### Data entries
◇ ◇ ◇ ◇ ◇
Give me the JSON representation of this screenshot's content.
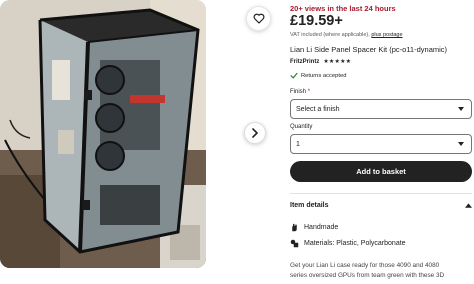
{
  "product": {
    "views": "20+ views in the last 24 hours",
    "price": "£19.59+",
    "vat_text": "VAT included (where applicable),",
    "vat_link": "plus postage",
    "title": "Lian Li Side Panel Spacer Kit (pc-o11-dynamic)",
    "shop_name": "FritzPrintz",
    "stars": "★★★★★",
    "returns": "Returns accepted"
  },
  "finish": {
    "label": "Finish",
    "required_mark": "*",
    "selected": "Select a finish"
  },
  "quantity": {
    "label": "Quantity",
    "selected": "1"
  },
  "basket_label": "Add to basket",
  "details": {
    "title": "Item details",
    "handmade": "Handmade",
    "materials": "Materials: Plastic, Polycarbonate"
  },
  "description": {
    "line1": "Get your Lian Li case ready for those 4090 and 4080",
    "line2": "series oversized GPUs from team green with these 3D"
  },
  "icons": {
    "favorite": "heart-icon",
    "next": "chevron-right-icon",
    "returns": "check-icon",
    "select": "chevron-down-icon",
    "details": "chevron-up-icon",
    "handmade": "hand-icon",
    "materials": "materials-icon"
  },
  "colors": {
    "views_red": "#a61a2e",
    "button_dark": "#222222",
    "required_red": "#a61a2e"
  }
}
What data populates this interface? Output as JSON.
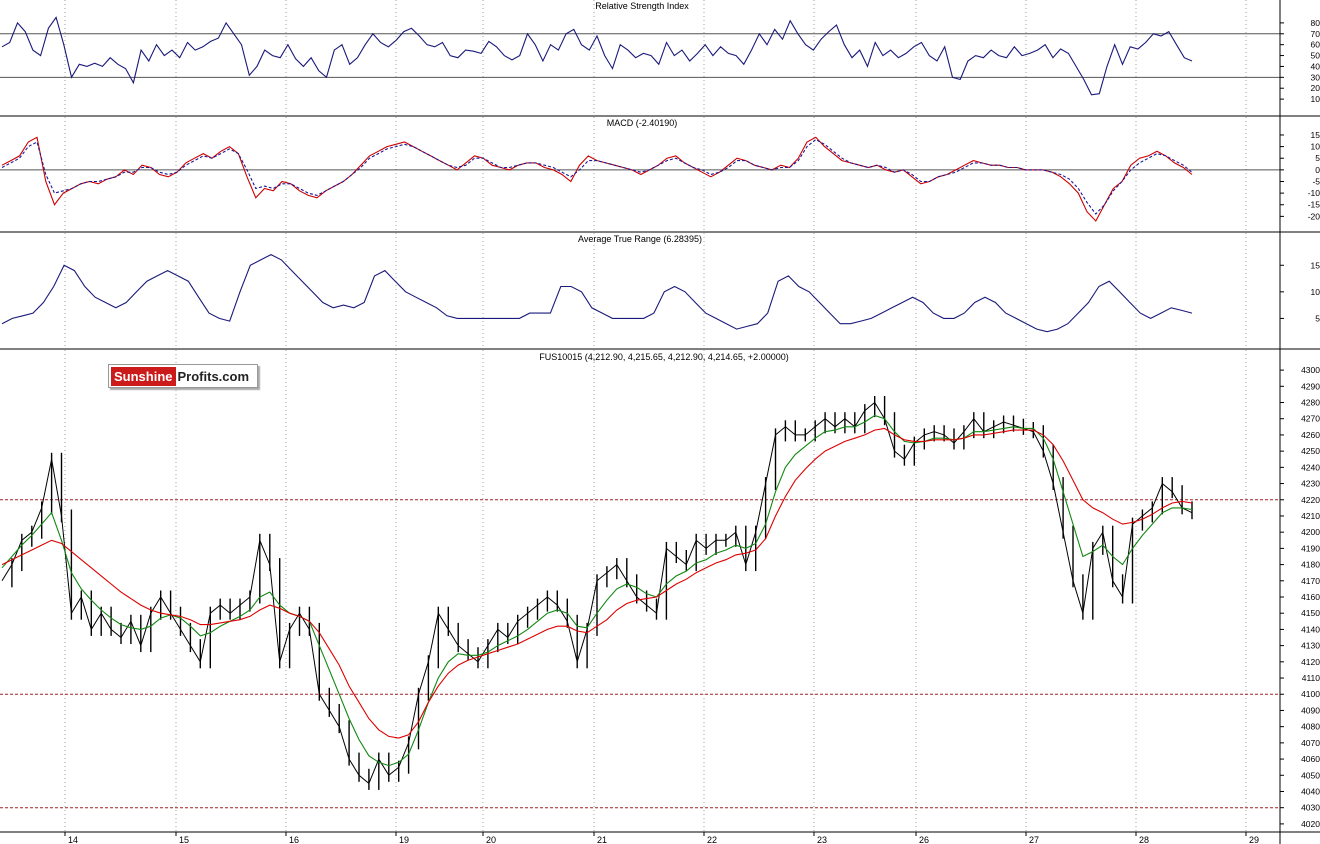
{
  "colors": {
    "background": "#ffffff",
    "grid": "#a0a0a0",
    "rsi_line": "#1a1a7a",
    "macd_line": "#cc0000",
    "signal_line": "#1a1a9a",
    "atr_line": "#1a1a7a",
    "price_bars": "#000000",
    "ma_fast": "#118811",
    "ma_slow": "#dd0000",
    "support_lines": "#a02020"
  },
  "logo": {
    "part1": "Sunshine",
    "part2": "Profits.com"
  },
  "chart_data": [
    {
      "type": "line",
      "title": "Relative Strength Index",
      "ylim": [
        0,
        90
      ],
      "yticks": [
        "10",
        "20",
        "30",
        "40",
        "50",
        "60",
        "70",
        "80"
      ],
      "reference_levels": [
        30,
        70
      ],
      "series": [
        {
          "values": [
            58,
            62,
            80,
            72,
            55,
            50,
            75,
            85,
            60,
            30,
            42,
            40,
            43,
            40,
            48,
            42,
            38,
            25,
            55,
            45,
            60,
            50,
            55,
            48,
            62,
            55,
            58,
            63,
            66,
            80,
            70,
            60,
            32,
            40,
            55,
            50,
            48,
            60,
            47,
            40,
            48,
            36,
            30,
            55,
            60,
            42,
            48,
            60,
            70,
            62,
            58,
            64,
            72,
            75,
            68,
            60,
            58,
            62,
            50,
            48,
            55,
            54,
            52,
            63,
            58,
            50,
            46,
            50,
            70,
            60,
            45,
            60,
            55,
            70,
            74,
            60,
            55,
            68,
            50,
            38,
            60,
            55,
            48,
            52,
            50,
            42,
            62,
            50,
            55,
            45,
            52,
            60,
            50,
            58,
            52,
            50,
            42,
            55,
            70,
            60,
            74,
            65,
            82,
            70,
            60,
            55,
            65,
            72,
            78,
            60,
            48,
            55,
            40,
            62,
            50,
            55,
            48,
            52,
            58,
            62,
            50,
            45,
            58,
            30,
            28,
            45,
            50,
            48,
            55,
            50,
            48,
            58,
            50,
            52,
            55,
            60,
            48,
            56,
            52,
            40,
            28,
            14,
            15,
            40,
            60,
            42,
            58,
            56,
            62,
            70,
            68,
            72,
            60,
            48,
            45
          ]
        }
      ]
    },
    {
      "type": "line",
      "title": "MACD (-2.40190)",
      "ylim": [
        -25,
        18
      ],
      "yticks": [
        "-20",
        "-15",
        "-10",
        "-5",
        "0",
        "5",
        "10",
        "15"
      ],
      "reference_levels": [
        0
      ],
      "series": [
        {
          "values": [
            2,
            4,
            6,
            12,
            14,
            -5,
            -15,
            -10,
            -8,
            -6,
            -5,
            -6,
            -4,
            -3,
            0,
            -2,
            2,
            1,
            -2,
            -3,
            -1,
            3,
            5,
            7,
            5,
            8,
            10,
            7,
            -3,
            -12,
            -8,
            -9,
            -5,
            -6,
            -9,
            -11,
            -12,
            -9,
            -7,
            -5,
            -2,
            2,
            6,
            8,
            10,
            11,
            12,
            10,
            8,
            6,
            4,
            2,
            0,
            3,
            6,
            5,
            2,
            1,
            0,
            2,
            3,
            3,
            1,
            0,
            -2,
            -5,
            2,
            6,
            4,
            3,
            2,
            1,
            0,
            -2,
            0,
            2,
            5,
            6,
            3,
            1,
            -1,
            -3,
            -1,
            2,
            5,
            4,
            2,
            1,
            0,
            2,
            1,
            5,
            12,
            14,
            10,
            7,
            4,
            3,
            2,
            1,
            2,
            0,
            -1,
            0,
            -3,
            -6,
            -5,
            -3,
            -2,
            0,
            2,
            4,
            3,
            2,
            2,
            1,
            1,
            0,
            0,
            0,
            -1,
            -3,
            -6,
            -10,
            -18,
            -22,
            -15,
            -8,
            -5,
            2,
            5,
            6,
            8,
            6,
            3,
            1,
            -2
          ]
        },
        {
          "values": [
            1,
            3,
            5,
            10,
            12,
            -2,
            -10,
            -9,
            -8,
            -6,
            -5,
            -5,
            -4,
            -3,
            -1,
            -1,
            1,
            1,
            -1,
            -2,
            -1,
            2,
            4,
            6,
            5,
            7,
            9,
            7,
            0,
            -8,
            -7,
            -8,
            -6,
            -6,
            -8,
            -10,
            -11,
            -9,
            -7,
            -5,
            -2,
            1,
            5,
            7,
            9,
            10,
            11,
            10,
            8,
            6,
            4,
            2,
            1,
            2,
            5,
            5,
            3,
            1,
            1,
            2,
            3,
            3,
            2,
            1,
            -1,
            -3,
            0,
            4,
            4,
            3,
            2,
            1,
            0,
            -1,
            0,
            2,
            4,
            5,
            3,
            1,
            0,
            -2,
            -1,
            1,
            4,
            4,
            2,
            1,
            0,
            1,
            1,
            4,
            10,
            13,
            11,
            8,
            5,
            3,
            2,
            1,
            2,
            1,
            -1,
            0,
            -2,
            -5,
            -5,
            -3,
            -2,
            -1,
            1,
            3,
            3,
            2,
            2,
            1,
            1,
            0,
            0,
            0,
            -1,
            -2,
            -4,
            -8,
            -14,
            -19,
            -15,
            -9,
            -5,
            0,
            3,
            5,
            7,
            6,
            4,
            2,
            -1
          ]
        }
      ]
    },
    {
      "type": "line",
      "title": "Average True Range (6.28395)",
      "ylim": [
        0,
        19
      ],
      "yticks": [
        "5",
        "10",
        "15"
      ],
      "series": [
        {
          "values": [
            4,
            5,
            5.5,
            6,
            8,
            11,
            15,
            14,
            11,
            9,
            8,
            7,
            8,
            10,
            12,
            13,
            14,
            13,
            12,
            9,
            6,
            5,
            4.5,
            10,
            15,
            16,
            17,
            16,
            14,
            12,
            10,
            8,
            7,
            7.5,
            7,
            8,
            13,
            14,
            12,
            10,
            9,
            8,
            7,
            5.5,
            5,
            5,
            5,
            5,
            5,
            5,
            5,
            6,
            6,
            6,
            11,
            11,
            10,
            7,
            6,
            5,
            5,
            5,
            5,
            6,
            10,
            11,
            10,
            8,
            6,
            5,
            4,
            3,
            3.5,
            4,
            6,
            12,
            13,
            11,
            10,
            8,
            6,
            4,
            4,
            4.5,
            5,
            6,
            7,
            8,
            9,
            8,
            6,
            5,
            5,
            6,
            8,
            9,
            8,
            6,
            5,
            4,
            3,
            2.5,
            3,
            4,
            6,
            8,
            11,
            12,
            10,
            8,
            6,
            5,
            6,
            7,
            6.5,
            6
          ]
        }
      ]
    },
    {
      "type": "line",
      "title": "FUS10015 (4,212.90, 4,215.65, 4,212.90, 4,214.65, +2.00000)",
      "ylim": [
        4015,
        4305
      ],
      "yticks": [
        "4020",
        "4030",
        "4040",
        "4050",
        "4060",
        "4070",
        "4080",
        "4090",
        "4100",
        "4110",
        "4120",
        "4130",
        "4140",
        "4150",
        "4160",
        "4170",
        "4180",
        "4190",
        "4200",
        "4210",
        "4220",
        "4230",
        "4240",
        "4250",
        "4260",
        "4270",
        "4280",
        "4290",
        "4300"
      ],
      "xticks": [
        "14",
        "15",
        "16",
        "19",
        "20",
        "21",
        "22",
        "23",
        "26",
        "27",
        "28",
        "29"
      ],
      "reference_levels": [
        4220,
        4100,
        4030
      ],
      "series": [
        {
          "values": [
            4170,
            4180,
            4195,
            4200,
            4215,
            4245,
            4210,
            4150,
            4160,
            4140,
            4150,
            4140,
            4135,
            4145,
            4130,
            4150,
            4160,
            4150,
            4140,
            4130,
            4120,
            4150,
            4155,
            4150,
            4155,
            4160,
            4195,
            4180,
            4120,
            4140,
            4150,
            4140,
            4100,
            4090,
            4080,
            4060,
            4050,
            4045,
            4060,
            4050,
            4055,
            4070,
            4100,
            4120,
            4150,
            4140,
            4130,
            4125,
            4120,
            4130,
            4140,
            4135,
            4145,
            4150,
            4155,
            4160,
            4155,
            4145,
            4120,
            4140,
            4170,
            4175,
            4180,
            4170,
            4160,
            4155,
            4150,
            4190,
            4185,
            4180,
            4195,
            4190,
            4195,
            4195,
            4200,
            4180,
            4200,
            4230,
            4260,
            4265,
            4260,
            4260,
            4265,
            4270,
            4265,
            4270,
            4265,
            4275,
            4280,
            4270,
            4250,
            4245,
            4255,
            4260,
            4262,
            4260,
            4255,
            4262,
            4270,
            4262,
            4265,
            4268,
            4266,
            4264,
            4262,
            4250,
            4230,
            4200,
            4170,
            4150,
            4190,
            4200,
            4170,
            4160,
            4205,
            4210,
            4215,
            4230,
            4225,
            4215,
            4212
          ]
        },
        {
          "values": [
            4178,
            4185,
            4192,
            4198,
            4205,
            4212,
            4195,
            4175,
            4165,
            4158,
            4152,
            4147,
            4143,
            4141,
            4140,
            4142,
            4147,
            4149,
            4147,
            4142,
            4136,
            4138,
            4142,
            4145,
            4148,
            4152,
            4160,
            4163,
            4155,
            4150,
            4148,
            4145,
            4130,
            4115,
            4100,
            4085,
            4072,
            4062,
            4058,
            4056,
            4058,
            4063,
            4078,
            4095,
            4110,
            4120,
            4125,
            4124,
            4124,
            4126,
            4130,
            4133,
            4136,
            4140,
            4145,
            4150,
            4152,
            4150,
            4142,
            4141,
            4150,
            4158,
            4165,
            4168,
            4166,
            4162,
            4160,
            4168,
            4173,
            4176,
            4181,
            4183,
            4187,
            4189,
            4192,
            4190,
            4193,
            4205,
            4225,
            4240,
            4248,
            4253,
            4258,
            4262,
            4263,
            4265,
            4265,
            4268,
            4272,
            4270,
            4262,
            4256,
            4255,
            4256,
            4258,
            4258,
            4257,
            4258,
            4262,
            4262,
            4263,
            4264,
            4265,
            4264,
            4264,
            4258,
            4245,
            4225,
            4205,
            4185,
            4188,
            4192,
            4185,
            4180,
            4190,
            4198,
            4205,
            4212,
            4215,
            4215,
            4214
          ]
        },
        {
          "values": [
            4180,
            4183,
            4186,
            4189,
            4192,
            4195,
            4193,
            4188,
            4183,
            4178,
            4173,
            4168,
            4163,
            4159,
            4155,
            4152,
            4150,
            4149,
            4148,
            4146,
            4143,
            4143,
            4144,
            4145,
            4146,
            4148,
            4152,
            4155,
            4153,
            4150,
            4148,
            4145,
            4138,
            4128,
            4118,
            4105,
            4095,
            4085,
            4078,
            4074,
            4073,
            4075,
            4083,
            4095,
            4105,
            4113,
            4118,
            4121,
            4123,
            4125,
            4127,
            4129,
            4131,
            4134,
            4137,
            4140,
            4142,
            4142,
            4139,
            4138,
            4142,
            4146,
            4152,
            4156,
            4158,
            4159,
            4160,
            4164,
            4168,
            4171,
            4175,
            4178,
            4181,
            4183,
            4186,
            4187,
            4189,
            4196,
            4210,
            4222,
            4232,
            4239,
            4245,
            4250,
            4253,
            4256,
            4258,
            4260,
            4263,
            4264,
            4260,
            4257,
            4256,
            4256,
            4257,
            4257,
            4257,
            4258,
            4260,
            4260,
            4261,
            4262,
            4263,
            4263,
            4263,
            4260,
            4254,
            4244,
            4232,
            4220,
            4215,
            4212,
            4208,
            4205,
            4206,
            4208,
            4211,
            4215,
            4218,
            4219,
            4218
          ]
        }
      ]
    }
  ]
}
◇ ◇ ◇ ◇ ◇
Pull out every line in the data above that has the word "JSON".

### The response
Give me the JSON representation of this screenshot's content.
What data populates this interface? Output as JSON.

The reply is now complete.